For each line below that includes the word "Information", make a copy.

[Stored items]
#####

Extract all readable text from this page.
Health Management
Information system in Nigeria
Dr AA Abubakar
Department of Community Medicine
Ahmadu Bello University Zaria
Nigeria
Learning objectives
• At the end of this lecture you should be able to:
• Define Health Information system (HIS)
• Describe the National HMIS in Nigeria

#####

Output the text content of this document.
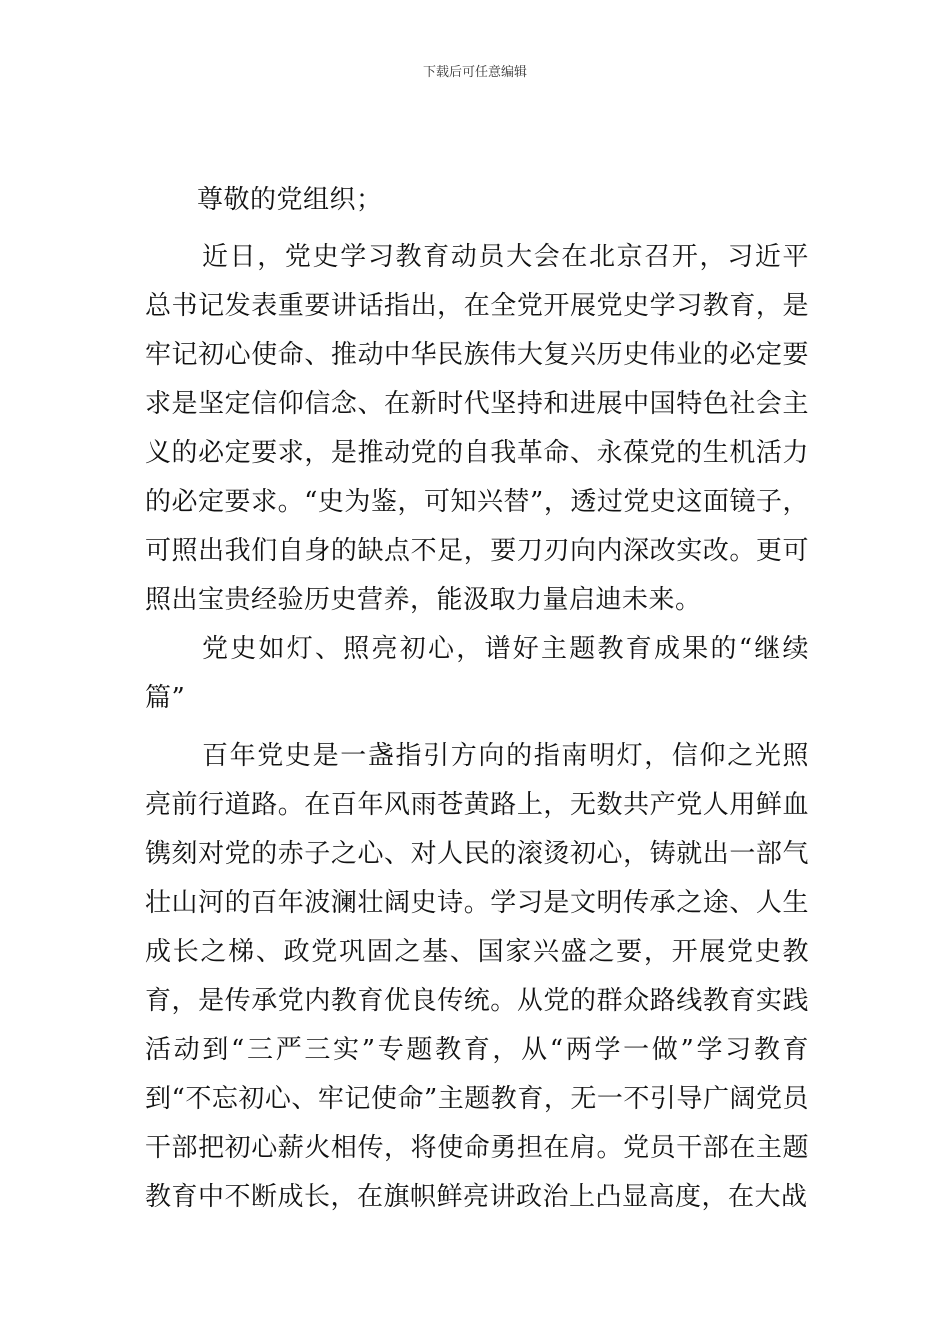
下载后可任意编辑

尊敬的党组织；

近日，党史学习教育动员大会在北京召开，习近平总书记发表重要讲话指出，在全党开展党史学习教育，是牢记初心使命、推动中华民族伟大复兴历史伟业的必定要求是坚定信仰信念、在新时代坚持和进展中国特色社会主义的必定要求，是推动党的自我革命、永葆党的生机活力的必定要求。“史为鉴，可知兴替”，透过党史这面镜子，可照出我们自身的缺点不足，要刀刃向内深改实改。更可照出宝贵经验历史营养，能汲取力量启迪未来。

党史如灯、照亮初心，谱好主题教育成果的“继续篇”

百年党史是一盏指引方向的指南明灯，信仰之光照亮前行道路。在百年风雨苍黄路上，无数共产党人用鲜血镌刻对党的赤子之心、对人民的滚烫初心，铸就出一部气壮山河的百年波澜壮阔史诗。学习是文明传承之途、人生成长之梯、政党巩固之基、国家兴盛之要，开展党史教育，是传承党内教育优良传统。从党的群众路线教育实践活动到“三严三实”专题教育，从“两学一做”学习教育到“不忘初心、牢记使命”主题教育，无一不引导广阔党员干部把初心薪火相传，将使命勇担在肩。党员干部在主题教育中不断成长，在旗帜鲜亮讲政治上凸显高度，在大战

#####

OUTPUT FOR THIS TASK
Information system in Nigeria
• Define Health Information system (HIS)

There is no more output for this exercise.